Could you rewrite the stretch of items from the start through the line containing "slice-label: AA, 6.5% xyxy=(631,114,689,130)", swapping "legend-swatch" for "legend-marker" and keeping everything else the same?

» **LISTED ENTRIES**
** Start **
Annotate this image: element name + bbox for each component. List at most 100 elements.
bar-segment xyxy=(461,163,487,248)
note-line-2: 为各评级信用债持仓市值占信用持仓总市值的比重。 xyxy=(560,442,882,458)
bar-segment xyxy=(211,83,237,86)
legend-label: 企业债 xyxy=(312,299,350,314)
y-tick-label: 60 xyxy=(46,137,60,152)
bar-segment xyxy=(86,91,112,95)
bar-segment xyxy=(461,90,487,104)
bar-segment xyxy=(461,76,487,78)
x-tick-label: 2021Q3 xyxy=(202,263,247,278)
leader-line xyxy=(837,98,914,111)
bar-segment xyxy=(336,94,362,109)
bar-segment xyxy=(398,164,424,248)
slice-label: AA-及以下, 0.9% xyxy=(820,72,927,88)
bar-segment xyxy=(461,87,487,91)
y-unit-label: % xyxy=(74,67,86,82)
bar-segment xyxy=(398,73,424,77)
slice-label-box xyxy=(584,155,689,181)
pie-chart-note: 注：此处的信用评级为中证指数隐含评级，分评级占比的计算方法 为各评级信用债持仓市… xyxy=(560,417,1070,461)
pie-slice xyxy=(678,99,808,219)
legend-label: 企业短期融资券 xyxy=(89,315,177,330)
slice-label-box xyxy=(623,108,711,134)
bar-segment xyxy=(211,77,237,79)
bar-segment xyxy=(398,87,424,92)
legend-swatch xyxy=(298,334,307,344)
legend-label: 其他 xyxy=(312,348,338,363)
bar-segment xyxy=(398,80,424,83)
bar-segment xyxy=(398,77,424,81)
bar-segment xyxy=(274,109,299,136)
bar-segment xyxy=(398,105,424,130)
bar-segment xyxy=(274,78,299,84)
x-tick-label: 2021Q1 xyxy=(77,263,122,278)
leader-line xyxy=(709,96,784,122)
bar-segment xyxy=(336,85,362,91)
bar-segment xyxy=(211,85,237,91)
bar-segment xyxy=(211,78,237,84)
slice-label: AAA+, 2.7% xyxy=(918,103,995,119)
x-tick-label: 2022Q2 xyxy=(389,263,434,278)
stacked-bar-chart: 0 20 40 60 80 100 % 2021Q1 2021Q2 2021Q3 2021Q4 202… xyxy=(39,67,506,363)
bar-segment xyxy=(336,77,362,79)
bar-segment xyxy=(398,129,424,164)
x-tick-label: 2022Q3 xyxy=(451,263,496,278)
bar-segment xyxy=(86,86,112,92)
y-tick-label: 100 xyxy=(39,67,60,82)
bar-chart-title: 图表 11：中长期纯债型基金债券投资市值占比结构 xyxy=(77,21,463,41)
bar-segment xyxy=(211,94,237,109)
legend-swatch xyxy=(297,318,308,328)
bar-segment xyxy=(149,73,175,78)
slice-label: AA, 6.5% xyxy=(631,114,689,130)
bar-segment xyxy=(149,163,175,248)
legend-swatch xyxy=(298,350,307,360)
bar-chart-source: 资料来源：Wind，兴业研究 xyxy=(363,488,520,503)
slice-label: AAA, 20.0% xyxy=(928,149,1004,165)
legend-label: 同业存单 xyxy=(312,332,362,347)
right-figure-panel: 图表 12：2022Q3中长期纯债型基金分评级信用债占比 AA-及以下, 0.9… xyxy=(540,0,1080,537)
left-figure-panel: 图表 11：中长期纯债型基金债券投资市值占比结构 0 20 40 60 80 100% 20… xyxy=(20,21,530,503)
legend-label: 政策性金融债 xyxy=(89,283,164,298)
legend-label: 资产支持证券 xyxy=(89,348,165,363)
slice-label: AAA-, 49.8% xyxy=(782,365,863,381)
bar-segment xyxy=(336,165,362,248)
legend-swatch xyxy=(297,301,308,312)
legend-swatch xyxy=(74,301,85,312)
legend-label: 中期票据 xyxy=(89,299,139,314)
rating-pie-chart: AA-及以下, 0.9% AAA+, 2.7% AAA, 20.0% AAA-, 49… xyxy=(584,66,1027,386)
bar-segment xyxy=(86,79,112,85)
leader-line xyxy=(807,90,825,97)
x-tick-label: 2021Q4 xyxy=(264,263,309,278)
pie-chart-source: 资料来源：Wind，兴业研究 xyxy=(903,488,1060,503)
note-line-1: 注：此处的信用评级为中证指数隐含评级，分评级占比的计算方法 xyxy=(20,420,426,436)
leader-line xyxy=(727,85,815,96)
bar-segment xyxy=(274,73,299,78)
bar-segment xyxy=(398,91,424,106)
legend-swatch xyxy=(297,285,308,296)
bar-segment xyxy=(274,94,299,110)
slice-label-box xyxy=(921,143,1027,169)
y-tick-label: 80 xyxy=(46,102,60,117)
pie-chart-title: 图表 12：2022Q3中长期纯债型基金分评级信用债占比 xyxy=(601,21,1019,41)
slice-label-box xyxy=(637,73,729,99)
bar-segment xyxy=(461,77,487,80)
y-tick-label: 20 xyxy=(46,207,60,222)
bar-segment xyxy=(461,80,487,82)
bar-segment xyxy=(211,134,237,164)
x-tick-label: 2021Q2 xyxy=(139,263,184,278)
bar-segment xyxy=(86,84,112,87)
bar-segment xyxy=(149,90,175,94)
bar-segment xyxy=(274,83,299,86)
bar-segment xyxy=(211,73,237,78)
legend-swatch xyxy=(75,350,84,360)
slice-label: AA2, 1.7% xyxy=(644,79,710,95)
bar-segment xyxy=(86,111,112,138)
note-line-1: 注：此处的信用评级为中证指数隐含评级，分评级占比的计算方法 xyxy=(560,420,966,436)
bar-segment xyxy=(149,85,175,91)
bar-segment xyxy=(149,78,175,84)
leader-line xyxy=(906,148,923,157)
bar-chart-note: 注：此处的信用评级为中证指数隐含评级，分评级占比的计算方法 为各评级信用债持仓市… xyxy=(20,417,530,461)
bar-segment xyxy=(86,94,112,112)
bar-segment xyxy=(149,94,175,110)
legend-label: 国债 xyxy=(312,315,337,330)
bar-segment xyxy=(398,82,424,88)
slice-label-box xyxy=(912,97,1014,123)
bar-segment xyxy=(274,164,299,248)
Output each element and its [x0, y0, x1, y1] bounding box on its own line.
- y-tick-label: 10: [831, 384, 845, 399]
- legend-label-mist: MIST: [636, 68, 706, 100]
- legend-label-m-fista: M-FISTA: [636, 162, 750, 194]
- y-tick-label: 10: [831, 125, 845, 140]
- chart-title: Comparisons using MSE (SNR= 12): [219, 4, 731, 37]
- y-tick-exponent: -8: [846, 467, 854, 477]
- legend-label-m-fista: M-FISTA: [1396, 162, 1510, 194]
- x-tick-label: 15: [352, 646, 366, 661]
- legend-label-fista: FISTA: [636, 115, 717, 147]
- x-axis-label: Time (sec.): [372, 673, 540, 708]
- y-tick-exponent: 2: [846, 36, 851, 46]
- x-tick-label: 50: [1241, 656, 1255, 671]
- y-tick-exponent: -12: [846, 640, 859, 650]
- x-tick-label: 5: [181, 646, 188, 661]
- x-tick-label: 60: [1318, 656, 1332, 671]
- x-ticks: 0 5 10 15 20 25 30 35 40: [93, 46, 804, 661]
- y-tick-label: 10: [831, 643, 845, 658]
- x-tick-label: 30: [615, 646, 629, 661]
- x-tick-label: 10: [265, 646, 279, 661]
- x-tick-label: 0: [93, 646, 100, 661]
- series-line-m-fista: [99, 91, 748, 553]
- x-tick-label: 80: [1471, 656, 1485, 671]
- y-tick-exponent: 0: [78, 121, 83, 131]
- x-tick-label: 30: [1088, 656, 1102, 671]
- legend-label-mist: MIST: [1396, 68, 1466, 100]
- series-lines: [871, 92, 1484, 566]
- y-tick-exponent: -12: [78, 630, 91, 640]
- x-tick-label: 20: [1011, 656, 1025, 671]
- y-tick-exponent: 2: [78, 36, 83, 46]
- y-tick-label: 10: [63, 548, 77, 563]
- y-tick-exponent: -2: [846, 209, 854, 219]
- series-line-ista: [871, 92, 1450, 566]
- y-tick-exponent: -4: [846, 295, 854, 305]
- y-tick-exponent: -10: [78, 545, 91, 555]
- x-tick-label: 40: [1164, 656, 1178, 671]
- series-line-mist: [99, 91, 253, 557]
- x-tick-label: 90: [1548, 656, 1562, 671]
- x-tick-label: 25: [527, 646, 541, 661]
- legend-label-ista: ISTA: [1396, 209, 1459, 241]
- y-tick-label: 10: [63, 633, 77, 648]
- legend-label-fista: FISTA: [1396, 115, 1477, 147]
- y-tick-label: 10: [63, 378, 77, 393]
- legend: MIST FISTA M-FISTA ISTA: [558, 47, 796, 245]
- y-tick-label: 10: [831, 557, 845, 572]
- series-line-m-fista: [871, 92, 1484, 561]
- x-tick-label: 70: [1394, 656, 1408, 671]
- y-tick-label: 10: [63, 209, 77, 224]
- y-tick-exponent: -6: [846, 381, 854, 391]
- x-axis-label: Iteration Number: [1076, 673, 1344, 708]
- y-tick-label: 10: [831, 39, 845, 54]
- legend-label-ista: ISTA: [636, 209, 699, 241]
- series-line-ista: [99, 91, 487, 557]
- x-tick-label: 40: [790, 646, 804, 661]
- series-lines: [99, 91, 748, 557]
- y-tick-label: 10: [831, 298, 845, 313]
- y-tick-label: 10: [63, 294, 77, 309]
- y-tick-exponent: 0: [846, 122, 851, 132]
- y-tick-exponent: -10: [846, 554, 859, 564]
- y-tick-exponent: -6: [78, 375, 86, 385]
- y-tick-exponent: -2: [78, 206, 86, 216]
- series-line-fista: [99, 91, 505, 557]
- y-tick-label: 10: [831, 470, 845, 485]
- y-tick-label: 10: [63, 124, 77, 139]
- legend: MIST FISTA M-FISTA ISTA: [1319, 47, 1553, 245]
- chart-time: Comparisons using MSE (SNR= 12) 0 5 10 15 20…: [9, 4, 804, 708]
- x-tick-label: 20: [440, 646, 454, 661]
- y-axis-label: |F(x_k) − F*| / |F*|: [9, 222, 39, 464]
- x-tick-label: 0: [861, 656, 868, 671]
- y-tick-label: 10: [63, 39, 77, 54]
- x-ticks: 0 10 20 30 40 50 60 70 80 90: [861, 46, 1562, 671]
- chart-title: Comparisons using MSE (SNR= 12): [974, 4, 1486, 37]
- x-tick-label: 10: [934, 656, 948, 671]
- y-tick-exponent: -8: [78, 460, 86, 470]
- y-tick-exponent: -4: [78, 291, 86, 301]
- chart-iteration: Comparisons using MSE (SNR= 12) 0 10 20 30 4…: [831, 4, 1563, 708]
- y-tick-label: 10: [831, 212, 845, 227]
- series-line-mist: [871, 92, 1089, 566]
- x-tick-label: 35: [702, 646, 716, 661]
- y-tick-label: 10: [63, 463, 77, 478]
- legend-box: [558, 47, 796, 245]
** End **
» **REPLY TO THE EXERCISE**
Annotate this image: element name + bbox for each component. List at most 100 elements.
bar-segment xyxy=(461,163,487,248)
note-line-2: 为各评级信用债持仓市值占信用持仓总市值的比重。 xyxy=(560,442,882,458)
bar-segment xyxy=(211,83,237,86)
legend-label: 企业债 xyxy=(312,299,350,314)
y-tick-label: 60 xyxy=(46,137,60,152)
bar-segment xyxy=(86,91,112,95)
bar-segment xyxy=(461,90,487,104)
bar-segment xyxy=(461,76,487,78)
x-tick-label: 2021Q3 xyxy=(202,263,247,278)
leader-line xyxy=(837,98,914,111)
bar-segment xyxy=(336,94,362,109)
bar-segment xyxy=(398,164,424,248)
slice-label: AA-及以下, 0.9% xyxy=(820,72,927,88)
bar-segment xyxy=(461,87,487,91)
y-unit-label: % xyxy=(74,67,86,82)
bar-segment xyxy=(398,73,424,77)
slice-label-box xyxy=(584,155,689,181)
pie-chart-note: 注：此处的信用评级为中证指数隐含评级，分评级占比的计算方法 为各评级信用债持仓市… xyxy=(560,417,1070,461)
pie-slice xyxy=(678,99,808,219)
legend-label: 企业短期融资券 xyxy=(89,315,177,330)
slice-label-box xyxy=(623,108,711,134)
bar-segment xyxy=(211,77,237,79)
bar-segment xyxy=(398,87,424,92)
legend-marker xyxy=(298,334,307,344)
legend-label: 其他 xyxy=(312,348,338,363)
bar-segment xyxy=(398,80,424,83)
bar-segment xyxy=(398,77,424,81)
bar-segment xyxy=(274,109,299,136)
bar-segment xyxy=(398,105,424,130)
bar-segment xyxy=(274,78,299,84)
x-tick-label: 2021Q1 xyxy=(77,263,122,278)
leader-line xyxy=(709,96,784,122)
bar-segment xyxy=(336,85,362,91)
bar-segment xyxy=(211,85,237,91)
bar-segment xyxy=(211,78,237,84)
slice-label: AAA+, 2.7% xyxy=(918,103,995,119)
x-tick-label: 2022Q2 xyxy=(389,263,434,278)
stacked-bar-chart: 0 20 40 60 80 100 % 2021Q1 2021Q2 2021Q3 2021Q4 202… xyxy=(39,67,506,363)
bar-segment xyxy=(336,77,362,79)
bar-segment xyxy=(398,129,424,164)
x-tick-label: 2022Q3 xyxy=(451,263,496,278)
bar-segment xyxy=(86,86,112,92)
y-tick-label: 100 xyxy=(39,67,60,82)
bar-chart-title: 图表 11：中长期纯债型基金债券投资市值占比结构 xyxy=(77,21,463,41)
bar-segment xyxy=(211,94,237,109)
legend-marker xyxy=(297,318,308,328)
bar-segment xyxy=(149,73,175,78)
slice-label: AA, 6.5% xyxy=(631,114,689,130)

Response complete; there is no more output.